• _Goal_: Where does the string "text" appear? Copy every line of the entries below that holds it.
--- begin Task material ---
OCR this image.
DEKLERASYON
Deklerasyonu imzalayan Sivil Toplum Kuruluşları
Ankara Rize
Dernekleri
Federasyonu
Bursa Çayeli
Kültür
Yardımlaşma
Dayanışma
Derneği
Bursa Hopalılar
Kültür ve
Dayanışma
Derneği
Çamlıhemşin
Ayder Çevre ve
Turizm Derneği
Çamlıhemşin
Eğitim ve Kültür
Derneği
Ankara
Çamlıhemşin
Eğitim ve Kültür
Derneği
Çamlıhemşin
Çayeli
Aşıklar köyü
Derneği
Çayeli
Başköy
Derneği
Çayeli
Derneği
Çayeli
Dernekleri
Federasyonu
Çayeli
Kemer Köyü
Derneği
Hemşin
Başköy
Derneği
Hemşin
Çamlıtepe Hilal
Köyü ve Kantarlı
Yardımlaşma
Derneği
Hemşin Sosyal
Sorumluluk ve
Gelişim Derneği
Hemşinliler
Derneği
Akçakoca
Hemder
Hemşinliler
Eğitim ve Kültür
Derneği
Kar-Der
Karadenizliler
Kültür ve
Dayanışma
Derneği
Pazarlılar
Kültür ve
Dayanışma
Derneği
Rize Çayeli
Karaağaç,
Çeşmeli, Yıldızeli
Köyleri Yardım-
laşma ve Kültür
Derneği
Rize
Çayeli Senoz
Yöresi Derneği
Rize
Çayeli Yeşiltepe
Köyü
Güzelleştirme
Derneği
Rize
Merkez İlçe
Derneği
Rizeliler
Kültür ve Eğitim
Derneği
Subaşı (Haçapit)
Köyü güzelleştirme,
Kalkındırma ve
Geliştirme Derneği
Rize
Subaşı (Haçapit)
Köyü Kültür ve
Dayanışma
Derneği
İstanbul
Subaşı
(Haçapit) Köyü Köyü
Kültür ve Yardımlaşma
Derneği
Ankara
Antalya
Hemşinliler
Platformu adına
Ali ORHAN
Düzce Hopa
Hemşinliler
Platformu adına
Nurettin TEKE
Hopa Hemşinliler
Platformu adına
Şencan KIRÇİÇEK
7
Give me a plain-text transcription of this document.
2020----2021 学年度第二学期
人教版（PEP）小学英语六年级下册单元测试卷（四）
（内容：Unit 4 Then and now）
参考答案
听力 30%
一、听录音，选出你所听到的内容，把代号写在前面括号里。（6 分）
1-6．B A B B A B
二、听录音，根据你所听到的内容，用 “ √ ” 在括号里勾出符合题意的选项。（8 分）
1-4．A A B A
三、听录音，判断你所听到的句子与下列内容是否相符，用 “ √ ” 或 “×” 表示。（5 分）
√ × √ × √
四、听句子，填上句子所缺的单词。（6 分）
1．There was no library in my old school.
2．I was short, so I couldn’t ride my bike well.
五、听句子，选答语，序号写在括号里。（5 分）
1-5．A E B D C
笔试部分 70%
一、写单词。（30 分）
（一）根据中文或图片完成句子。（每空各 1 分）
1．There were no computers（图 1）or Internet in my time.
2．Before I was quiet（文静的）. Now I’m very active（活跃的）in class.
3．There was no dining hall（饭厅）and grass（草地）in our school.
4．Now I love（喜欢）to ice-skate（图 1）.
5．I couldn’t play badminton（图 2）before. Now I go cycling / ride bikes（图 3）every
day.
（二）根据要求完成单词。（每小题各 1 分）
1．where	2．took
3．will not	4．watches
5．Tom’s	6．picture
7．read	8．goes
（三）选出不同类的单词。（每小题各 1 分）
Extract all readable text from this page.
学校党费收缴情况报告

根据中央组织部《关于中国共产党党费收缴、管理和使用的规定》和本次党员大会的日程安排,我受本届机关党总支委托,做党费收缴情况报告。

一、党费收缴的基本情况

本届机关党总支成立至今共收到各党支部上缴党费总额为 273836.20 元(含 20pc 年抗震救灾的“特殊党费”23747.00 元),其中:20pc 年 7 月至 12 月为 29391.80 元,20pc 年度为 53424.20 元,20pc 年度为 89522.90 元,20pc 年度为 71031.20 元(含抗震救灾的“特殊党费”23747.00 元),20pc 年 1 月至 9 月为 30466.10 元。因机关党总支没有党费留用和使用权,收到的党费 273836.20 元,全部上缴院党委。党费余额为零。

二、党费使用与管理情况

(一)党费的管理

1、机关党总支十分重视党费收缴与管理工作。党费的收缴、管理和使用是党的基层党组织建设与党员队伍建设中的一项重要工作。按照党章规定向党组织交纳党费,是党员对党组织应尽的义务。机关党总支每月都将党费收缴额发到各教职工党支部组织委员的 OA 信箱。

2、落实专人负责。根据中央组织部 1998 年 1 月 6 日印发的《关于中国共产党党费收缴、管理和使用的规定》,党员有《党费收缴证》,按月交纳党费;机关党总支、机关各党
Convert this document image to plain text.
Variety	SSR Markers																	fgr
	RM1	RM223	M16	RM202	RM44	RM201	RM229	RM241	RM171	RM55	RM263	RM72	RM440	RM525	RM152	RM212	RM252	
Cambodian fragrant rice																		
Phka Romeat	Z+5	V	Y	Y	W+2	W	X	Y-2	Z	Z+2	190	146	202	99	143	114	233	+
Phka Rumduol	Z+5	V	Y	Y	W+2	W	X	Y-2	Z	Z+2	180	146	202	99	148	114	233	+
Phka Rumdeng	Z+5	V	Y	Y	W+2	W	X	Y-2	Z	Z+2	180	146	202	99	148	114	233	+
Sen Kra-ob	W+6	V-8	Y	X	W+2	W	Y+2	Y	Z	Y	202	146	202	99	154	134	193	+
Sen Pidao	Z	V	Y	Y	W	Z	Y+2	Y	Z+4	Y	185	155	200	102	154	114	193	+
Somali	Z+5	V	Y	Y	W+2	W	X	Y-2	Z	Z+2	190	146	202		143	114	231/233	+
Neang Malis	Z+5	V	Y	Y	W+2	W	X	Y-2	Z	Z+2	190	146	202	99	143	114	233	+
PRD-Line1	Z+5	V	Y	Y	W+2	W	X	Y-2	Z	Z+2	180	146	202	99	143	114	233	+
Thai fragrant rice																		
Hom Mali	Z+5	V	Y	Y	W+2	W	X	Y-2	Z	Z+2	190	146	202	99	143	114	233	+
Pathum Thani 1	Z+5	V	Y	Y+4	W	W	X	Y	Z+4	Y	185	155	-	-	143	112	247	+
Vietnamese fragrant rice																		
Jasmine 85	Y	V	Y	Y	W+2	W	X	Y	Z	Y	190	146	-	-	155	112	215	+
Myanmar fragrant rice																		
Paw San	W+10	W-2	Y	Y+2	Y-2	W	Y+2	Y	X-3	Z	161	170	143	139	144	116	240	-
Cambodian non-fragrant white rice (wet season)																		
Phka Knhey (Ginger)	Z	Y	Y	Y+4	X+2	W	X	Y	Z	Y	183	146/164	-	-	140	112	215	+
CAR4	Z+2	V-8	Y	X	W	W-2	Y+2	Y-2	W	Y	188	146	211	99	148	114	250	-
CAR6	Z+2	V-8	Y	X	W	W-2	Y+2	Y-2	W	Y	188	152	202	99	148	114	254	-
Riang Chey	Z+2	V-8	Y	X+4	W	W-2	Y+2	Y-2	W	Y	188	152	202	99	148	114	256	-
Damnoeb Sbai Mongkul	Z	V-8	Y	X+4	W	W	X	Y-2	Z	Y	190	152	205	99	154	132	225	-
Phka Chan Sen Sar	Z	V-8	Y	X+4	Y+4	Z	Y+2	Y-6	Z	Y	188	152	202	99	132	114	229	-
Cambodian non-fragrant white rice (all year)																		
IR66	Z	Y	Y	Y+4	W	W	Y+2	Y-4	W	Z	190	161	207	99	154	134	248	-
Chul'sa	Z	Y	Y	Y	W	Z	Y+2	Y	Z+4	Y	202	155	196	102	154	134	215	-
--- end Task material ---
• _Written answer_:
Give me a plain-text transcription of this document.
Extract all readable text from this page.
Convert this document image to plain text.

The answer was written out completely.